»»

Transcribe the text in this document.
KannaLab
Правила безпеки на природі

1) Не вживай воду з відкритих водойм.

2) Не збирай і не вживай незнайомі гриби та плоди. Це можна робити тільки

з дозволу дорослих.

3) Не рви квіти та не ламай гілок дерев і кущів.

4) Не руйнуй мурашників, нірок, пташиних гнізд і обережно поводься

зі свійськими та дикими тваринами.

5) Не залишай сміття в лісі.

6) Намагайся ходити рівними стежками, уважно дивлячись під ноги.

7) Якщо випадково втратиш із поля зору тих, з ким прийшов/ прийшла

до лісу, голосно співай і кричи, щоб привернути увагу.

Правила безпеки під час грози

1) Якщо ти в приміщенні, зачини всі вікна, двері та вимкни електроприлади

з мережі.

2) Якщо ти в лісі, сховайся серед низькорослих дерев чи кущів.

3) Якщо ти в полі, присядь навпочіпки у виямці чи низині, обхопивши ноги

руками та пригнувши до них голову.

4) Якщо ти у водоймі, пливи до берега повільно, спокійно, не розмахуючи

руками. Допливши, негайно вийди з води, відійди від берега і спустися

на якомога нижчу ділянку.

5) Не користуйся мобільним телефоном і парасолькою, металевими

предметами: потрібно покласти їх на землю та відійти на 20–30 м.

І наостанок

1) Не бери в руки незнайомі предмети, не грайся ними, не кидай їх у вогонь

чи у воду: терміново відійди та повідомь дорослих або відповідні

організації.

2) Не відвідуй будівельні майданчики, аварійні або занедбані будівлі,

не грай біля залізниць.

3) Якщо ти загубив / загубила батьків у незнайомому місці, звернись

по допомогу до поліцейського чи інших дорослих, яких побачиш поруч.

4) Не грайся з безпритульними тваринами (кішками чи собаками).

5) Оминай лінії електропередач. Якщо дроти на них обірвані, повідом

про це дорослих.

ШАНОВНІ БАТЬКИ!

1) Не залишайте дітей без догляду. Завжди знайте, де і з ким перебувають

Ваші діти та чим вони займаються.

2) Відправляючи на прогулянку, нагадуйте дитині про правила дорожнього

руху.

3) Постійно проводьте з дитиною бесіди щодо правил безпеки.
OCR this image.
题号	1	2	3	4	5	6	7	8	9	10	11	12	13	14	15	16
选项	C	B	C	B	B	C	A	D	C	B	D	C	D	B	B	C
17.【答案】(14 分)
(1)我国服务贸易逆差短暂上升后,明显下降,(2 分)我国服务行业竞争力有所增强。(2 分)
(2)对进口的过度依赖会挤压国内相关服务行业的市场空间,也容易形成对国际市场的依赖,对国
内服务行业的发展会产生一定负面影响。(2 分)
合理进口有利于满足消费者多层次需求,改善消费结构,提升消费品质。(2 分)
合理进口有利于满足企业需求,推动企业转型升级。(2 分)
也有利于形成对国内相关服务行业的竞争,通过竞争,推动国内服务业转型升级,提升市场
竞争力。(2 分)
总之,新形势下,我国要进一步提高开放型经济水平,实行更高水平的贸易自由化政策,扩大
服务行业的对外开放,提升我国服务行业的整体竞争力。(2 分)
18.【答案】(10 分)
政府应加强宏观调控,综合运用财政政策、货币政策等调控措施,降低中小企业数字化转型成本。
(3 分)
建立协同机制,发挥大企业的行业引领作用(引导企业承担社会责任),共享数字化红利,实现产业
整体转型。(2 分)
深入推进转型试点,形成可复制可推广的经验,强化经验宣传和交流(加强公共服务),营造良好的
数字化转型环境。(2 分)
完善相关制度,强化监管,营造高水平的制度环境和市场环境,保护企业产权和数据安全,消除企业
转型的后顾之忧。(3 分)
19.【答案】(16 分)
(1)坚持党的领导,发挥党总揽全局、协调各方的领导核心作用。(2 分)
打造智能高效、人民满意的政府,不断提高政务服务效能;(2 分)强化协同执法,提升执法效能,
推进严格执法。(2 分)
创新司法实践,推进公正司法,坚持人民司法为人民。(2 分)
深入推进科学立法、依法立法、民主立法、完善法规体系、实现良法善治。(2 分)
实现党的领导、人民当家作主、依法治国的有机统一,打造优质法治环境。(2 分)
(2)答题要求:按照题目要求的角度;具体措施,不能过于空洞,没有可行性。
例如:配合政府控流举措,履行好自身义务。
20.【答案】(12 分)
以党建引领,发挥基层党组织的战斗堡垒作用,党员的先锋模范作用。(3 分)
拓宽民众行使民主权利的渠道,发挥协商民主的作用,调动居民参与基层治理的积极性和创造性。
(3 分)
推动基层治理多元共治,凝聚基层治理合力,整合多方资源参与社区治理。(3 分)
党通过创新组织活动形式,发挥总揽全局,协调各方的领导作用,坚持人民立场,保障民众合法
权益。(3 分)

««

◆ Given exercise ◆
Take the entries above and copy them out exactly.

◆ Solution ◆
Transcribe the text in this document.
KannaLab
Правила безпеки на природі

1) Не вживай воду з відкритих водойм.

2) Не збирай і не вживай незнайомі гриби та плоди. Це можна робити тільки

з дозволу дорослих.

3) Не рви квіти та не ламай гілок дерев і кущів.

4) Не руйнуй мурашників, нірок, пташиних гнізд і обережно поводься

зі свійськими та дикими тваринами.

5) Не залишай сміття в лісі.

6) Намагайся ходити рівними стежками, уважно дивлячись під ноги.

7) Якщо випадково втратиш із поля зору тих, з ким прийшов/ прийшла

до лісу, голосно співай і кричи, щоб привернути увагу.

Правила безпеки під час грози

1) Якщо ти в приміщенні, зачини всі вікна, двері та вимкни електроприлади

з мережі.

2) Якщо ти в лісі, сховайся серед низькорослих дерев чи кущів.

3) Якщо ти в полі, присядь навпочіпки у виямці чи низині, обхопивши ноги

руками та пригнувши до них голову.

4) Якщо ти у водоймі, пливи до берега повільно, спокійно, не розмахуючи

руками. Допливши, негайно вийди з води, відійди від берега і спустися

на якомога нижчу ділянку.

5) Не користуйся мобільним телефоном і парасолькою, металевими

предметами: потрібно покласти їх на землю та відійти на 20–30 м.

І наостанок

1) Не бери в руки незнайомі предмети, не грайся ними, не кидай їх у вогонь

чи у воду: терміново відійди та повідомь дорослих або відповідні

організації.

2) Не відвідуй будівельні майданчики, аварійні або занедбані будівлі,

не грай біля залізниць.

3) Якщо ти загубив / загубила батьків у незнайомому місці, звернись

по допомогу до поліцейського чи інших дорослих, яких побачиш поруч.

4) Не грайся з безпритульними тваринами (кішками чи собаками).

5) Оминай лінії електропередач. Якщо дроти на них обірвані, повідом

про це дорослих.

ШАНОВНІ БАТЬКИ!

1) Не залишайте дітей без догляду. Завжди знайте, де і з ким перебувають

Ваші діти та чим вони займаються.

2) Відправляючи на прогулянку, нагадуйте дитині про правила дорожнього

руху.

3) Постійно проводьте з дитиною бесіди щодо правил безпеки.
OCR this image.
题号	1	2	3	4	5	6	7	8	9	10	11	12	13	14	15	16
选项	C	B	C	B	B	C	A	D	C	B	D	C	D	B	B	C
17.【答案】(14 分)
(1)我国服务贸易逆差短暂上升后,明显下降,(2 分)我国服务行业竞争力有所增强。(2 分)
(2)对进口的过度依赖会挤压国内相关服务行业的市场空间,也容易形成对国际市场的依赖,对国
内服务行业的发展会产生一定负面影响。(2 分)
合理进口有利于满足消费者多层次需求,改善消费结构,提升消费品质。(2 分)
合理进口有利于满足企业需求,推动企业转型升级。(2 分)
也有利于形成对国内相关服务行业的竞争,通过竞争,推动国内服务业转型升级,提升市场
竞争力。(2 分)
总之,新形势下,我国要进一步提高开放型经济水平,实行更高水平的贸易自由化政策,扩大
服务行业的对外开放,提升我国服务行业的整体竞争力。(2 分)
18.【答案】(10 分)
政府应加强宏观调控,综合运用财政政策、货币政策等调控措施,降低中小企业数字化转型成本。
(3 分)
建立协同机制,发挥大企业的行业引领作用(引导企业承担社会责任),共享数字化红利,实现产业
整体转型。(2 分)
深入推进转型试点,形成可复制可推广的经验,强化经验宣传和交流(加强公共服务),营造良好的
数字化转型环境。(2 分)
完善相关制度,强化监管,营造高水平的制度环境和市场环境,保护企业产权和数据安全,消除企业
转型的后顾之忧。(3 分)
19.【答案】(16 分)
(1)坚持党的领导,发挥党总揽全局、协调各方的领导核心作用。(2 分)
打造智能高效、人民满意的政府,不断提高政务服务效能;(2 分)强化协同执法,提升执法效能,
推进严格执法。(2 分)
创新司法实践,推进公正司法,坚持人民司法为人民。(2 分)
深入推进科学立法、依法立法、民主立法、完善法规体系、实现良法善治。(2 分)
实现党的领导、人民当家作主、依法治国的有机统一,打造优质法治环境。(2 分)
(2)答题要求:按照题目要求的角度;具体措施,不能过于空洞,没有可行性。
例如:配合政府控流举措,履行好自身义务。
20.【答案】(12 分)
以党建引领,发挥基层党组织的战斗堡垒作用,党员的先锋模范作用。(3 分)
拓宽民众行使民主权利的渠道,发挥协商民主的作用,调动居民参与基层治理的积极性和创造性。
(3 分)
推动基层治理多元共治,凝聚基层治理合力,整合多方资源参与社区治理。(3 分)
党通过创新组织活动形式,发挥总揽全局,协调各方的领导作用,坚持人民立场,保障民众合法
权益。(3 分)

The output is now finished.